● Figure record listings
———
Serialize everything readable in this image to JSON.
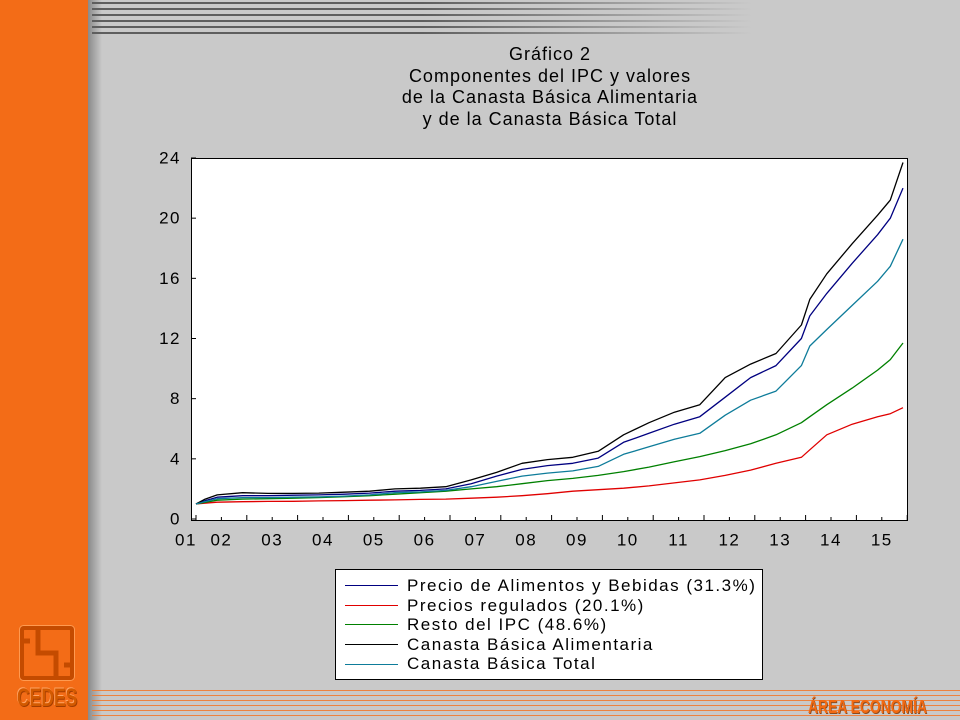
{
  "slide": {
    "logo_text": "CEDES",
    "section_label": "ÁREA ECONOMÍA"
  },
  "icons": {
    "logo": "cedes-logo-icon"
  },
  "colors": {
    "sidebar_orange": "#F36C17",
    "background": "#C9C9C9",
    "section_label": "#F26A12"
  },
  "chart_data": {
    "type": "line",
    "title": [
      "Gráfico 2",
      "Componentes del IPC y valores",
      "de la Canasta Básica Alimentaria",
      "y de la Canasta Básica Total"
    ],
    "xlabel": "",
    "ylabel": "",
    "x": [
      "2002-01",
      "2002-03",
      "2002-06",
      "2002-12",
      "2003-06",
      "2003-12",
      "2004-06",
      "2004-12",
      "2005-06",
      "2005-12",
      "2006-06",
      "2006-12",
      "2007-06",
      "2007-12",
      "2008-06",
      "2008-12",
      "2009-06",
      "2009-12",
      "2010-06",
      "2010-12",
      "2011-06",
      "2011-12",
      "2012-06",
      "2012-12",
      "2013-06",
      "2013-12",
      "2014-02",
      "2014-06",
      "2014-12",
      "2015-06",
      "2015-09",
      "2015-12"
    ],
    "xlim": [
      "2002-01",
      "2015-12"
    ],
    "x_tick_labels": [
      "01",
      "02",
      "03",
      "04",
      "05",
      "06",
      "07",
      "08",
      "09",
      "10",
      "11",
      "12",
      "13",
      "14",
      "15"
    ],
    "ylim": [
      0,
      24
    ],
    "y_ticks": [
      0,
      4,
      8,
      12,
      16,
      20,
      24
    ],
    "grid": false,
    "legend_position": "bottom",
    "series": [
      {
        "name": "Precio de Alimentos y Bebidas (31.3%)",
        "color": "#000080",
        "values": [
          1.0,
          1.2,
          1.45,
          1.55,
          1.55,
          1.58,
          1.6,
          1.65,
          1.72,
          1.85,
          1.9,
          2.0,
          2.35,
          2.85,
          3.3,
          3.55,
          3.7,
          4.05,
          5.1,
          5.7,
          6.3,
          6.8,
          8.1,
          9.4,
          10.2,
          12.0,
          13.5,
          15.0,
          17.0,
          18.9,
          20.0,
          22.0
        ]
      },
      {
        "name": "Precios regulados (20.1%)",
        "color": "#E00000",
        "values": [
          1.0,
          1.05,
          1.12,
          1.15,
          1.17,
          1.18,
          1.2,
          1.22,
          1.25,
          1.27,
          1.3,
          1.32,
          1.38,
          1.45,
          1.55,
          1.68,
          1.85,
          1.95,
          2.05,
          2.2,
          2.4,
          2.6,
          2.9,
          3.25,
          3.7,
          4.1,
          4.6,
          5.6,
          6.3,
          6.8,
          7.0,
          7.4
        ]
      },
      {
        "name": "Resto del IPC (48.6%)",
        "color": "#008000",
        "values": [
          1.0,
          1.1,
          1.25,
          1.32,
          1.35,
          1.38,
          1.42,
          1.48,
          1.55,
          1.65,
          1.75,
          1.85,
          2.0,
          2.15,
          2.35,
          2.55,
          2.7,
          2.9,
          3.15,
          3.45,
          3.8,
          4.15,
          4.55,
          5.0,
          5.6,
          6.4,
          6.8,
          7.6,
          8.7,
          9.9,
          10.6,
          11.7
        ]
      },
      {
        "name": "Canasta Básica Alimentaria",
        "color": "#000000",
        "values": [
          1.0,
          1.3,
          1.6,
          1.75,
          1.7,
          1.7,
          1.72,
          1.78,
          1.85,
          2.0,
          2.05,
          2.15,
          2.6,
          3.1,
          3.7,
          3.95,
          4.1,
          4.5,
          5.6,
          6.4,
          7.1,
          7.6,
          9.4,
          10.3,
          11.0,
          12.9,
          14.6,
          16.3,
          18.3,
          20.2,
          21.2,
          23.7
        ]
      },
      {
        "name": "Canasta Básica Total",
        "color": "#0E7C9A",
        "values": [
          1.0,
          1.15,
          1.35,
          1.42,
          1.42,
          1.45,
          1.47,
          1.52,
          1.6,
          1.75,
          1.8,
          1.9,
          2.15,
          2.5,
          2.85,
          3.05,
          3.2,
          3.5,
          4.3,
          4.8,
          5.3,
          5.7,
          6.9,
          7.9,
          8.5,
          10.2,
          11.5,
          12.6,
          14.2,
          15.8,
          16.8,
          18.6
        ]
      }
    ]
  }
}
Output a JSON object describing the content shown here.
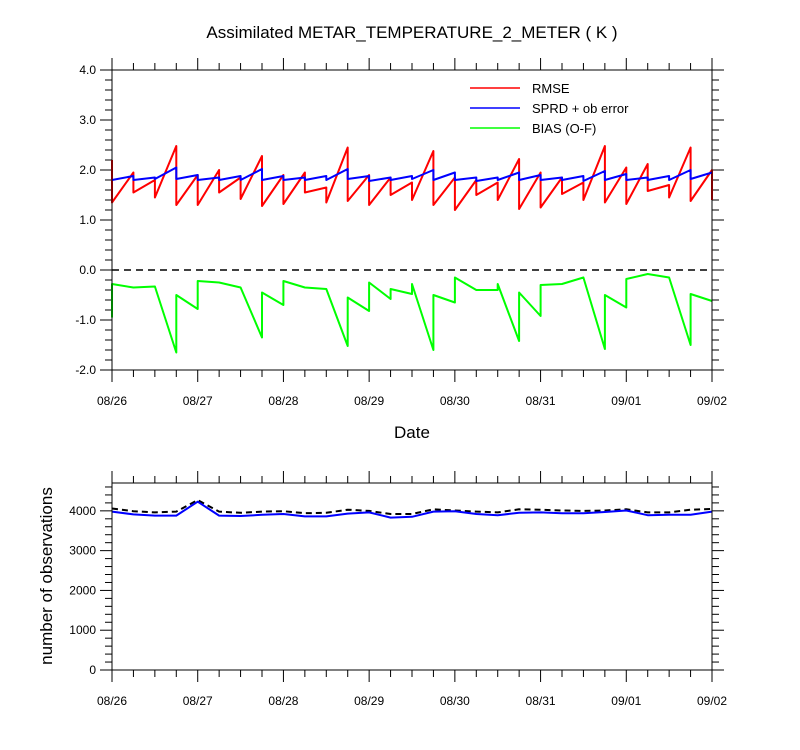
———
● SET EXERCISE
Copy the records above exactly, omitting every picture.

● FINISHED TASK
Serialize everything readable in this image to JSON.
{
  "slide": {
    "logo_text": "CEDES",
    "section_label": "ÁREA ECONOMÍA"
  },
  "icons": {
    "logo": "cedes-logo-icon"
  },
  "colors": {
    "sidebar_orange": "#F36C17",
    "background": "#C9C9C9",
    "section_label": "#F26A12"
  },
  "chart_data": {
    "type": "line",
    "title": [
      "Gráfico 2",
      "Componentes del IPC y valores",
      "de la Canasta Básica Alimentaria",
      "y de la Canasta Básica Total"
    ],
    "xlabel": "",
    "ylabel": "",
    "x": [
      "2002-01",
      "2002-03",
      "2002-06",
      "2002-12",
      "2003-06",
      "2003-12",
      "2004-06",
      "2004-12",
      "2005-06",
      "2005-12",
      "2006-06",
      "2006-12",
      "2007-06",
      "2007-12",
      "2008-06",
      "2008-12",
      "2009-06",
      "2009-12",
      "2010-06",
      "2010-12",
      "2011-06",
      "2011-12",
      "2012-06",
      "2012-12",
      "2013-06",
      "2013-12",
      "2014-02",
      "2014-06",
      "2014-12",
      "2015-06",
      "2015-09",
      "2015-12"
    ],
    "xlim": [
      "2002-01",
      "2015-12"
    ],
    "x_tick_labels": [
      "01",
      "02",
      "03",
      "04",
      "05",
      "06",
      "07",
      "08",
      "09",
      "10",
      "11",
      "12",
      "13",
      "14",
      "15"
    ],
    "ylim": [
      0,
      24
    ],
    "y_ticks": [
      0,
      4,
      8,
      12,
      16,
      20,
      24
    ],
    "grid": false,
    "legend_position": "bottom",
    "series": [
      {
        "name": "Precio de Alimentos y Bebidas (31.3%)",
        "color": "#000080",
        "values": [
          1.0,
          1.2,
          1.45,
          1.55,
          1.55,
          1.58,
          1.6,
          1.65,
          1.72,
          1.85,
          1.9,
          2.0,
          2.35,
          2.85,
          3.3,
          3.55,
          3.7,
          4.05,
          5.1,
          5.7,
          6.3,
          6.8,
          8.1,
          9.4,
          10.2,
          12.0,
          13.5,
          15.0,
          17.0,
          18.9,
          20.0,
          22.0
        ]
      },
      {
        "name": "Precios regulados (20.1%)",
        "color": "#E00000",
        "values": [
          1.0,
          1.05,
          1.12,
          1.15,
          1.17,
          1.18,
          1.2,
          1.22,
          1.25,
          1.27,
          1.3,
          1.32,
          1.38,
          1.45,
          1.55,
          1.68,
          1.85,
          1.95,
          2.05,
          2.2,
          2.4,
          2.6,
          2.9,
          3.25,
          3.7,
          4.1,
          4.6,
          5.6,
          6.3,
          6.8,
          7.0,
          7.4
        ]
      },
      {
        "name": "Resto del IPC (48.6%)",
        "color": "#008000",
        "values": [
          1.0,
          1.1,
          1.25,
          1.32,
          1.35,
          1.38,
          1.42,
          1.48,
          1.55,
          1.65,
          1.75,
          1.85,
          2.0,
          2.15,
          2.35,
          2.55,
          2.7,
          2.9,
          3.15,
          3.45,
          3.8,
          4.15,
          4.55,
          5.0,
          5.6,
          6.4,
          6.8,
          7.6,
          8.7,
          9.9,
          10.6,
          11.7
        ]
      },
      {
        "name": "Canasta Básica Alimentaria",
        "color": "#000000",
        "values": [
          1.0,
          1.3,
          1.6,
          1.75,
          1.7,
          1.7,
          1.72,
          1.78,
          1.85,
          2.0,
          2.05,
          2.15,
          2.6,
          3.1,
          3.7,
          3.95,
          4.1,
          4.5,
          5.6,
          6.4,
          7.1,
          7.6,
          9.4,
          10.3,
          11.0,
          12.9,
          14.6,
          16.3,
          18.3,
          20.2,
          21.2,
          23.7
        ]
      },
      {
        "name": "Canasta Básica Total",
        "color": "#0E7C9A",
        "values": [
          1.0,
          1.15,
          1.35,
          1.42,
          1.42,
          1.45,
          1.47,
          1.52,
          1.6,
          1.75,
          1.8,
          1.9,
          2.15,
          2.5,
          2.85,
          3.05,
          3.2,
          3.5,
          4.3,
          4.8,
          5.3,
          5.7,
          6.9,
          7.9,
          8.5,
          10.2,
          11.5,
          12.6,
          14.2,
          15.8,
          16.8,
          18.6
        ]
      }
    ]
  }
}
Output a JSON object describing the content shown here.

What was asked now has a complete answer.